▸ TEXT PROVIDED
====
4

im new to webscraping and python. I have done a script before that worked just fine. Im doing basically the same thing in this one but it runs way slower. This is my code:

import requests
from bs4 import BeautifulSoup
from selenium import webdriver
import selenium
from selenium.webdriver import Firefox
from selenium.webdriver.firefox.options import Options
import time

start = time.time()
opp = Options()
opp.add_argument('-headless')
browser = webdriver.Firefox(executable_path = "/Users/0581279/Desktop/L&S/Watchlist/geckodriver", options=opp)
browser.delete_all_cookies()
browser.get("https://www.bloomberg.com/quote/MSGFINA:LX")

c = browser.page_source
soup = BeautifulSoup(c, "html.parser")
all = soup.find_all("span", {"class": "fieldValue__2d582aa7"})
price = all[6].text
browser.quit()
print(price)
end = time.time()
print(end-start)

Sometimes a single page can take up to 2 minutes to load. Also im just webscraping Bloomberg. Any help would be appreciated :)

user11121374
  • 43
  • 1
  • 3
  • 1
    Have you tried timing sections of your code to see which particular line(s) are making it so slow? This would help us see if it's an issue with your network or when you're parsing the result. – Nathan Feb 26 '19 at 19:45
  • The problem seems to be with this browser.get("https://www.bloomberg.com/quote/MSGFINA:LX") – user11121374 Feb 26 '19 at 19:53
  • maybe its the way your create the webdriver. try using chrome, or remove the options as they are not needed. –  Feb 26 '19 at 19:57

3 Answers3

2

Using requests and BeautifulSoup you can scrape information easy and fast. Here code to get Key Statistics for bloomberg's MSGFINA:LX:

import requests
from bs4 import BeautifulSoup

headers = {
    'Upgrade-Insecure-Requests': '1',
    'User-Agent': 'Mozilla/5.0 (Macintosh; Intel Mac OS X 10_14_2) AppleWebKit/537.36 (KHTML, like Gecko) '
                  'Chrome/72.0.3626.119 Safari/537.36',
    'DNT': '1'
}

response = requests.get('https://www.bloomberg.com/quote/MSGFINA:LX', headers=headers)
page = BeautifulSoup(response.text, "html.parser")

key_statistics = page.select("div[class^='module keyStatistics'] div[class^='rowListItemWrap']")
for key_statistic in key_statistics:
    fieldLabel = key_statistic.select_one("span[class^='fieldLabel']")
    fieldValue = key_statistic.select_one("span[class^='fieldValue']")
    print("%s: %s" % (fieldLabel.text, fieldValue.text))
====
▸ EXTRACTED RECORDS
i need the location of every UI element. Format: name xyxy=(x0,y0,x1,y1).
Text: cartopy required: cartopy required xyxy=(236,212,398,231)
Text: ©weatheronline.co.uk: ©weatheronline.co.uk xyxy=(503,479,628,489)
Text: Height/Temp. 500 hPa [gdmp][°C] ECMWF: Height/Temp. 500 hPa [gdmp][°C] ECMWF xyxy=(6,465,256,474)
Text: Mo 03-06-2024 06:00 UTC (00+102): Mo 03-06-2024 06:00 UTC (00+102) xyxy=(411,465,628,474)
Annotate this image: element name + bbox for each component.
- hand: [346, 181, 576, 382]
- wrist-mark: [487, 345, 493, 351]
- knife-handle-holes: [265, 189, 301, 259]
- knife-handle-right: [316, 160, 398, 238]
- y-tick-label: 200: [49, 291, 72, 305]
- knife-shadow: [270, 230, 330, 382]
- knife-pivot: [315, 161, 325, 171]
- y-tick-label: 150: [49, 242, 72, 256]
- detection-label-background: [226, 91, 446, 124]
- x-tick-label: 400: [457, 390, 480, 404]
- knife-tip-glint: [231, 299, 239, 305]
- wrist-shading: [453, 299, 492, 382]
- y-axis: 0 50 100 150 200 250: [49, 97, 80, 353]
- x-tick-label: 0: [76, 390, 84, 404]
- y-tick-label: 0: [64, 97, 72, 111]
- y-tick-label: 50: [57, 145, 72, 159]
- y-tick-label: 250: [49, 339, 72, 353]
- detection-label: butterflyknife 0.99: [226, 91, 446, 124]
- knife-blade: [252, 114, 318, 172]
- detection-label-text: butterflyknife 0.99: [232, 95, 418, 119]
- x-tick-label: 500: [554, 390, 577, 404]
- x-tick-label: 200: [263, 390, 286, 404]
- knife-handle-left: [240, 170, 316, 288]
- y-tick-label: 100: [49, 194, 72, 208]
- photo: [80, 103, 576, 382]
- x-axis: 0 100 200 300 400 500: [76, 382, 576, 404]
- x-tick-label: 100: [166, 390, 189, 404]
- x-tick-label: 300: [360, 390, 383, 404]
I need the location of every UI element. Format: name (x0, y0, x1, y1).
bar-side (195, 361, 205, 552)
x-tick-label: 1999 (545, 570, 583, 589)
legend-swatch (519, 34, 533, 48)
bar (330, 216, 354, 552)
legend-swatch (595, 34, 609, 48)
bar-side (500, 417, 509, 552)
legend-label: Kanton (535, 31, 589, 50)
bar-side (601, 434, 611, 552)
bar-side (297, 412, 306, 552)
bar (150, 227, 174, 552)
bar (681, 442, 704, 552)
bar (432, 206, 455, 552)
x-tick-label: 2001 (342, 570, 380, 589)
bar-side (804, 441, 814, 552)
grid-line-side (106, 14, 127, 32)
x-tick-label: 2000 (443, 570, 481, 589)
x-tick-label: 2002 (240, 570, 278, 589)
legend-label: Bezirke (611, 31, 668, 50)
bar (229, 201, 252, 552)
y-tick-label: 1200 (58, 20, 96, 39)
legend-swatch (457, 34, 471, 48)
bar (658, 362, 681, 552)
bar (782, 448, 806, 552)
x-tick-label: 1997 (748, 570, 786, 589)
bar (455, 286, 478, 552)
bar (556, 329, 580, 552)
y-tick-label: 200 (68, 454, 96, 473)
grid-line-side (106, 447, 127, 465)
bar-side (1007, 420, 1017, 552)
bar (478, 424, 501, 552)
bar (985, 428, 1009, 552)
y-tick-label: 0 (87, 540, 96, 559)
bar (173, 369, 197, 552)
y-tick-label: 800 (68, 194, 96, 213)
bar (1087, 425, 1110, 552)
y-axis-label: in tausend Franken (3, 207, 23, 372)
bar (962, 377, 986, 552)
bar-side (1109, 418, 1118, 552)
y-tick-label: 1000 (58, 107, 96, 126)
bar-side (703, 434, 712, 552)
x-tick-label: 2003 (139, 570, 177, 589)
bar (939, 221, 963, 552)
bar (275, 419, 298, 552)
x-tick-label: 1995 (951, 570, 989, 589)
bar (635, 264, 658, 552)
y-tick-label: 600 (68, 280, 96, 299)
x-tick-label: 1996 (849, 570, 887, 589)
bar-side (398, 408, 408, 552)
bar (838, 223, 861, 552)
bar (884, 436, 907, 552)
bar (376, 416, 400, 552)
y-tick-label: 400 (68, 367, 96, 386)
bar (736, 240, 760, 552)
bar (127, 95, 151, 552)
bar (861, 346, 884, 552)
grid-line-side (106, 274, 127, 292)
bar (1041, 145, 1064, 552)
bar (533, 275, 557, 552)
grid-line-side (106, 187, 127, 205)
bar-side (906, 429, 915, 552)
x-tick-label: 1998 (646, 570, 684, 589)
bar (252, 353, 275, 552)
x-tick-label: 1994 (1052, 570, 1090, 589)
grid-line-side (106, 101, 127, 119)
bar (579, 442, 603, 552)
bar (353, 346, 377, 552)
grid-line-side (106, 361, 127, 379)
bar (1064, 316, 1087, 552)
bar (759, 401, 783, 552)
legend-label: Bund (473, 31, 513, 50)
====
▸ EXERCISE REQUIREMENTS
(A) According to the web-scraping thread, how long can a single page sometimes take to load?
(B) Extend the web-scraping thread past the final line of its code.

▸ RESULTS OF THE TASKS
(A) Up to 2 minutes.

(B)
Sers
  • 12,047
  • 2
  • 12
  • 31
1

Selenium effect some parameters like :

If the site is slow, the Selenium script is slow.

If the performance of the internet connection is not good, the Selenium script is slow.

If the computer running the script is not performing well, the Selenium script is slow.

These situations are not usually in our hands. But programming are. One of the ways to increase speed is blocking the images load (if we don't use it.) Blocking the load images will effect the runtime.This is the way to block it :

opp.add_argument('--blink-settings=imagesEnabled=false')

And when you open Driver you dont need to again use BeautifulSoap function to get datas. Selenium functions provide it.Try to below code , Selenium will faster

from selenium import webdriver

from selenium.webdriver.firefox.options import Options
import time

start = time.time()
opp = Options()
opp.add_argument('--blink-settings=imagesEnabled=false')

driver_path = r'Your driver path'
browser = webdriver.Chrome(executable_path=driver_path , options=opp)

browser.delete_all_cookies()
browser.get("https://www.bloomberg.com/quote/MSGFINA:LX")

get_element = browser.find_elements_by_css_selector("span[class='fieldValue__2d582aa7']")


print(get_element[6].text)
browser.quit()

end = time.time()
print(end-start)
Omer Tekbiyik
  • 4,255
  • 1
  • 15
  • 27
0

So I made some alterations to your code and could load it almost instantly, I used chrome driver which I had installed and then ran the following code.

import requests
from bs4 import BeautifulSoup
from selenium import webdriver
import selenium
import time

start = time.time()
browser = webdriver.Chrome("/Users/XXXXXXXX/Desktop/Programming/FacebookControl/package/chromedriver")
browser.get("https://www.bloomberg.com/quote/MSGFINA:LX")

c = browser.page_source
soup = BeautifulSoup(c, "html.parser")
all = soup.find_all("span", {"class": "fieldValue__2d582aa7"})
price = all[6].text
browser.quit()
print(price)
end = time.time()
print(end-start)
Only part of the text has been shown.